Lines containing the word "image" are to be located and copied.

________

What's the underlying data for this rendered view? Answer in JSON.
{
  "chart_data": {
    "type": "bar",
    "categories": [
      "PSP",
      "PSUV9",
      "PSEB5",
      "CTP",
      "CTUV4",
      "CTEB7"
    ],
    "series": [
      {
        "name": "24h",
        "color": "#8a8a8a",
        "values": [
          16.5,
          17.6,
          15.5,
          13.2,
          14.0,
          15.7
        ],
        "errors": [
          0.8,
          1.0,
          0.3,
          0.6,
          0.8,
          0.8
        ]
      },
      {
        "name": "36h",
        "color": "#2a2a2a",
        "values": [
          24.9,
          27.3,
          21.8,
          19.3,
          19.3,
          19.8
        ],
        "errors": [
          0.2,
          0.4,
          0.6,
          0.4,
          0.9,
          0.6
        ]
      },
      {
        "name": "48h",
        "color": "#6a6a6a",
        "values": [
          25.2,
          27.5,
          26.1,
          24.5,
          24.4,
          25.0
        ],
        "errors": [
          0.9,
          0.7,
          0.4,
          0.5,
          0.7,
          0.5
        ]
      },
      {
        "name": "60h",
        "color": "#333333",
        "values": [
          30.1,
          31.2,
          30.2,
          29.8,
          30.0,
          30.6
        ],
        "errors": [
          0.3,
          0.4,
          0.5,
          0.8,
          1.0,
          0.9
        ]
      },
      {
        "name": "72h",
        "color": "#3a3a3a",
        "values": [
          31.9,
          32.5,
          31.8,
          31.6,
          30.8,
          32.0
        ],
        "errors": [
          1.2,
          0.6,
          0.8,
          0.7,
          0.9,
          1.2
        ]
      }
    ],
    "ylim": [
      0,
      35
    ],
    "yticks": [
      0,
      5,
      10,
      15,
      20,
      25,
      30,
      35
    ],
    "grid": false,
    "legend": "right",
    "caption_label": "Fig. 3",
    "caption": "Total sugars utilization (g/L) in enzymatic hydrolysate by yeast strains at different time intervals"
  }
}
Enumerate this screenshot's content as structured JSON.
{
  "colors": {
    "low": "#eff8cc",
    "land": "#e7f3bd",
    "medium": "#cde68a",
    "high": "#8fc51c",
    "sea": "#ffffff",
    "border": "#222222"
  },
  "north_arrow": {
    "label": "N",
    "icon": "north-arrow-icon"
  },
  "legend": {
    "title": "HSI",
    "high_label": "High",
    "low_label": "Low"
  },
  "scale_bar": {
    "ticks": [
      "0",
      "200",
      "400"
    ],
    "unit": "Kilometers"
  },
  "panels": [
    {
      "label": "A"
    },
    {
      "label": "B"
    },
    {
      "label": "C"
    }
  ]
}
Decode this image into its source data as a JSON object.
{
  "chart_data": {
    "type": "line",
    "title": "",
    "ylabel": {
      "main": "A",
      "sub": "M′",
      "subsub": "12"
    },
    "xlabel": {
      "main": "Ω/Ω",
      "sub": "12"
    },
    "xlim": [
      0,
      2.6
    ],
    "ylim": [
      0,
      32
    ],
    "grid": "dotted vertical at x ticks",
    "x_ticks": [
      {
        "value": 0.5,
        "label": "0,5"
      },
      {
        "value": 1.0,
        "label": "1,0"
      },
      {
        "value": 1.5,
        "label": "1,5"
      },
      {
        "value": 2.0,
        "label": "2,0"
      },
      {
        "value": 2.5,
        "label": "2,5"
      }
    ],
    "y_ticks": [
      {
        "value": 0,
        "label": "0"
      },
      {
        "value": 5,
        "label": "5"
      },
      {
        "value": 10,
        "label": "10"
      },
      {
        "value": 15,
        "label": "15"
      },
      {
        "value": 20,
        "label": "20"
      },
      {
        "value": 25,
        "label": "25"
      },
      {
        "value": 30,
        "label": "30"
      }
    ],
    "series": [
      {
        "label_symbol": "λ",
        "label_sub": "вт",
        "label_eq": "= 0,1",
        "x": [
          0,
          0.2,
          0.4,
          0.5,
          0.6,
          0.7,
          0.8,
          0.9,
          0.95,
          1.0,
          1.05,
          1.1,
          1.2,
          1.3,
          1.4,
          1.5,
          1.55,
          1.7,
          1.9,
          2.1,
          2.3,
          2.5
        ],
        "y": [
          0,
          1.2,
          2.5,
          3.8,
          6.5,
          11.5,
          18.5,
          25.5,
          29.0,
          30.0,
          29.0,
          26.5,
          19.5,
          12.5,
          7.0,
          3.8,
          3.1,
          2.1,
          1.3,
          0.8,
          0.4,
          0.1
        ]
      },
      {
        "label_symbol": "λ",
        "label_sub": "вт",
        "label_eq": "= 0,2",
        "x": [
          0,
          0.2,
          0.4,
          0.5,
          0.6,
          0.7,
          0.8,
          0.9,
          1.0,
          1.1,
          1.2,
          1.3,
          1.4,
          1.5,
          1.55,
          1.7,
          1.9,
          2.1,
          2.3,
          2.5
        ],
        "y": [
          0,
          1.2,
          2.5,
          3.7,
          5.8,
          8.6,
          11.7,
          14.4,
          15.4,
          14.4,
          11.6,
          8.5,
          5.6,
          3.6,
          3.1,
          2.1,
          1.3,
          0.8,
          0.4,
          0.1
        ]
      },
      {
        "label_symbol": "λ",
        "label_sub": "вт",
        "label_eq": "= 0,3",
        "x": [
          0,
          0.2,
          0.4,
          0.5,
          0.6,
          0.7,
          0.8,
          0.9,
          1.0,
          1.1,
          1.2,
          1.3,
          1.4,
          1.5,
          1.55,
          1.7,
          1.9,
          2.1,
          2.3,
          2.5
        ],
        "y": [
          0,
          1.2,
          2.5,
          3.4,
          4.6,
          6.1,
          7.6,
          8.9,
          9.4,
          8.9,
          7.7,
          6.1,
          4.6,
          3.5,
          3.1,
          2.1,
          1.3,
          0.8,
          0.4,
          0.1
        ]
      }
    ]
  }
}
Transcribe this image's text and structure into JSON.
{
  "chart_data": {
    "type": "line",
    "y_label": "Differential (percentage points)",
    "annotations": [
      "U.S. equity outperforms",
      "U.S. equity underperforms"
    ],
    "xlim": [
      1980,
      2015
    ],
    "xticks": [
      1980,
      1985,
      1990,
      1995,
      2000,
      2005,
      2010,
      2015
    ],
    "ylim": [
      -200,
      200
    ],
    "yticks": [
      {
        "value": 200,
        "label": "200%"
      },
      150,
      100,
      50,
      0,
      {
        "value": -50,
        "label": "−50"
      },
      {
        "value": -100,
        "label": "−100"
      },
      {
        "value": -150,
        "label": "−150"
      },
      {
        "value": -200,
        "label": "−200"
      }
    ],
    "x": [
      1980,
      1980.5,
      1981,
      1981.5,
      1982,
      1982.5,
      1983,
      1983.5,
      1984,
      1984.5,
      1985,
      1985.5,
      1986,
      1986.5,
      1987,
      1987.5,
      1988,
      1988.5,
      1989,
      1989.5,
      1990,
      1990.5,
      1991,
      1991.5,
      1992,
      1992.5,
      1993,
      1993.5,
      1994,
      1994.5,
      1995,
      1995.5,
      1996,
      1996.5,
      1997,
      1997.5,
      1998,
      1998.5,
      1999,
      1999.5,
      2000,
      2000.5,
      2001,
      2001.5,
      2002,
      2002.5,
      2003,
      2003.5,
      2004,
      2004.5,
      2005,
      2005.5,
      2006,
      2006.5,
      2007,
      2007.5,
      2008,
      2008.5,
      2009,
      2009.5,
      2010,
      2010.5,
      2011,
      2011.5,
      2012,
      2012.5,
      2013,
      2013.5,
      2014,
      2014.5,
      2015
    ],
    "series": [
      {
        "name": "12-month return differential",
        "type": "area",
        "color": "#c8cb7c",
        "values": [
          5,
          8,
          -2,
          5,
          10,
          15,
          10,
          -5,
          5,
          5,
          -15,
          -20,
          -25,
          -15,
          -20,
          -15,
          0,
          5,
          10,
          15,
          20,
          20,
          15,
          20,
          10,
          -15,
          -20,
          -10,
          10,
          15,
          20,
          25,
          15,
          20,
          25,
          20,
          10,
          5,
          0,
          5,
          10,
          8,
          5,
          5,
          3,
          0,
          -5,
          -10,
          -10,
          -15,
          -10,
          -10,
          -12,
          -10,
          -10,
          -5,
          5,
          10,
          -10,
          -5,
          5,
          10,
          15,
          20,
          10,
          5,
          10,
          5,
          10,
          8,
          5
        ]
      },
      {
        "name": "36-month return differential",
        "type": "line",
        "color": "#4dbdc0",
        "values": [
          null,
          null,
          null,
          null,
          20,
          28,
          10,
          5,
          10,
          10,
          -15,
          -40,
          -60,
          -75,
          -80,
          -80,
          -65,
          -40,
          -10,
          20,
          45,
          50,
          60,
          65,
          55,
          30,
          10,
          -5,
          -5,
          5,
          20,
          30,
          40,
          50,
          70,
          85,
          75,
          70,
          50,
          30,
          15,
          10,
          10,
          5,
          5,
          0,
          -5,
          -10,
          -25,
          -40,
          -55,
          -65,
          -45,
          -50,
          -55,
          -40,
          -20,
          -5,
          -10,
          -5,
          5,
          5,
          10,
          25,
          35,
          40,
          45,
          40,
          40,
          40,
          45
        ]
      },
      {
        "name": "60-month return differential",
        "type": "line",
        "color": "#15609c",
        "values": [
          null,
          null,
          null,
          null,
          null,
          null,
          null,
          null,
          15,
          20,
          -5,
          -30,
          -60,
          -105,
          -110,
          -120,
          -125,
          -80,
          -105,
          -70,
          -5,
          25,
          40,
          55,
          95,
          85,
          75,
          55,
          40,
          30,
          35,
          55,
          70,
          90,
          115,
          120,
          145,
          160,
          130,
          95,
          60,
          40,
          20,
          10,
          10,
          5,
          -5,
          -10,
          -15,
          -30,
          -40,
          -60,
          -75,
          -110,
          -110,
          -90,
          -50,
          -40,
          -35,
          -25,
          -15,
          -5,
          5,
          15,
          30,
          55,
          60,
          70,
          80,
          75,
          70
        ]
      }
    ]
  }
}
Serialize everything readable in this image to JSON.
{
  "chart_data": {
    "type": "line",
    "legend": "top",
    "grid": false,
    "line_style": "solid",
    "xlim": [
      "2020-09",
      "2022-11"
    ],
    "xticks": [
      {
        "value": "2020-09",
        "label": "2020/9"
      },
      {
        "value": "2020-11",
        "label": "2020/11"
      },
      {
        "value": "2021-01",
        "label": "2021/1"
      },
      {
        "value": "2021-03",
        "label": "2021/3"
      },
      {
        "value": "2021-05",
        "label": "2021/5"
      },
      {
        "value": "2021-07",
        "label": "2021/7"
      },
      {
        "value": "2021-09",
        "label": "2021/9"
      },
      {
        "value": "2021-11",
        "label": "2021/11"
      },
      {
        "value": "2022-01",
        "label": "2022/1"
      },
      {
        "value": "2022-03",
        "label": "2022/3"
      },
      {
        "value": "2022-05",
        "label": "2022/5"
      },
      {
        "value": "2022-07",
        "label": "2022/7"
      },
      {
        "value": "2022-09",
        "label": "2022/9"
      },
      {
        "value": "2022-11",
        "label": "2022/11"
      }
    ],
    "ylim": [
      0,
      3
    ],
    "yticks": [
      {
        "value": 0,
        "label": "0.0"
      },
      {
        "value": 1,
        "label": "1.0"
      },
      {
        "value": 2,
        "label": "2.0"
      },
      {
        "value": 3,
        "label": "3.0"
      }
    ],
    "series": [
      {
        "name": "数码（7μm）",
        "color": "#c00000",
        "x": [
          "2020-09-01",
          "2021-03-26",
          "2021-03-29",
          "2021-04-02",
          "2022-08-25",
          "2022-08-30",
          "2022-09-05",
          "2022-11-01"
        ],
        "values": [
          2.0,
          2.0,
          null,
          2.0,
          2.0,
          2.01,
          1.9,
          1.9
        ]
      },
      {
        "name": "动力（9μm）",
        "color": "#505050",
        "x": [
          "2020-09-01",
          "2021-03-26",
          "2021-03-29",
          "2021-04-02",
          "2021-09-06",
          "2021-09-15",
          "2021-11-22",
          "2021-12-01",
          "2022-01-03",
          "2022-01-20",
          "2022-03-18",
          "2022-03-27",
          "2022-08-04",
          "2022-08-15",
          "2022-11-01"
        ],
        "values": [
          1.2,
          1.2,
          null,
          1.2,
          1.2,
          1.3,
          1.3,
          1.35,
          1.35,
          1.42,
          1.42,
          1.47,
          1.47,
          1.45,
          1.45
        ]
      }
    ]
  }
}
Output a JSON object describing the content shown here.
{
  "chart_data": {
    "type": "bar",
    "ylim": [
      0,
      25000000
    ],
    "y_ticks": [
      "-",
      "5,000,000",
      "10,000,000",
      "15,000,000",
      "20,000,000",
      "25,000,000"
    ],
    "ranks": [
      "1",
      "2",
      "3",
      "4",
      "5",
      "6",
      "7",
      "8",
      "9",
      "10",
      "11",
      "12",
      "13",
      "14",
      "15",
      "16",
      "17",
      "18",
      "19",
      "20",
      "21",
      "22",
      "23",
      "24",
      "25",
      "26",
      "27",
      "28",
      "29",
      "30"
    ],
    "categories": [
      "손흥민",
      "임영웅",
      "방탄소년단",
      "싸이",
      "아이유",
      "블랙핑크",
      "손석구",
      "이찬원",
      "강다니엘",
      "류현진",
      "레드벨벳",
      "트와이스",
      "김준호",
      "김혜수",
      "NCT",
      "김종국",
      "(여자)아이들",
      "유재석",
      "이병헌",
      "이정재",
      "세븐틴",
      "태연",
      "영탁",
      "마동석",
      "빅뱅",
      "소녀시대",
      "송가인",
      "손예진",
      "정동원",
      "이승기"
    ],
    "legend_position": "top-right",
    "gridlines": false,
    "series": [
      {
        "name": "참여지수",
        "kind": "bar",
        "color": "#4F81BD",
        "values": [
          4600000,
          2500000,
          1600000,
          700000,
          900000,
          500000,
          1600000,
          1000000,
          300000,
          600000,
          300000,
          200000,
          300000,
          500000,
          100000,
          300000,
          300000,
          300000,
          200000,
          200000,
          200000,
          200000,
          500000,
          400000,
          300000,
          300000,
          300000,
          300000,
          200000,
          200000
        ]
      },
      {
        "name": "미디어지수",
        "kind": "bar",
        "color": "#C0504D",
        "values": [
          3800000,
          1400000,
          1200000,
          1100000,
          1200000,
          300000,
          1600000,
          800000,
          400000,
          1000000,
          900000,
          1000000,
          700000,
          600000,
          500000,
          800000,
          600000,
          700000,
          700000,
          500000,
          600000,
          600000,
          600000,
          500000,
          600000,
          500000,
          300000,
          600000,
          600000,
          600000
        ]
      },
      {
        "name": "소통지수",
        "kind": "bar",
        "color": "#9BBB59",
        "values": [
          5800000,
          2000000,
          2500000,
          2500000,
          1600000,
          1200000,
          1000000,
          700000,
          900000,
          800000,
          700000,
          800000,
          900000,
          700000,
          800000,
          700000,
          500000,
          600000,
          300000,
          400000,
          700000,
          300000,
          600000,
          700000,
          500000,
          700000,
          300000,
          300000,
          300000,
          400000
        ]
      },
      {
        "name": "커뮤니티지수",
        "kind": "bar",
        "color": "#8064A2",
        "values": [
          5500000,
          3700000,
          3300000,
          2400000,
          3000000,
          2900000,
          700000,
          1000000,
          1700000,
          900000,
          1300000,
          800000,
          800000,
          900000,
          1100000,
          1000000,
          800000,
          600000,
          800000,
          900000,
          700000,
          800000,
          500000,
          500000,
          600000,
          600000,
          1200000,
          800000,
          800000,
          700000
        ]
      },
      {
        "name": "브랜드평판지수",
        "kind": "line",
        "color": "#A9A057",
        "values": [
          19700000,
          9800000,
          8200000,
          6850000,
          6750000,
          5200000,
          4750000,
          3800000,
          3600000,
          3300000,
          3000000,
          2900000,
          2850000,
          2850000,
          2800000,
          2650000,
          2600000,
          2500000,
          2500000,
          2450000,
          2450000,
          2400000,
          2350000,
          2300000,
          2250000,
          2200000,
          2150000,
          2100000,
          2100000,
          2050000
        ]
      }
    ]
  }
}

________

• **CORRECT ANSWER**
Decode this image into its source data as a JSON object.
Transcribe this image's text and structure into JSON.
Serialize everything readable in this image to JSON.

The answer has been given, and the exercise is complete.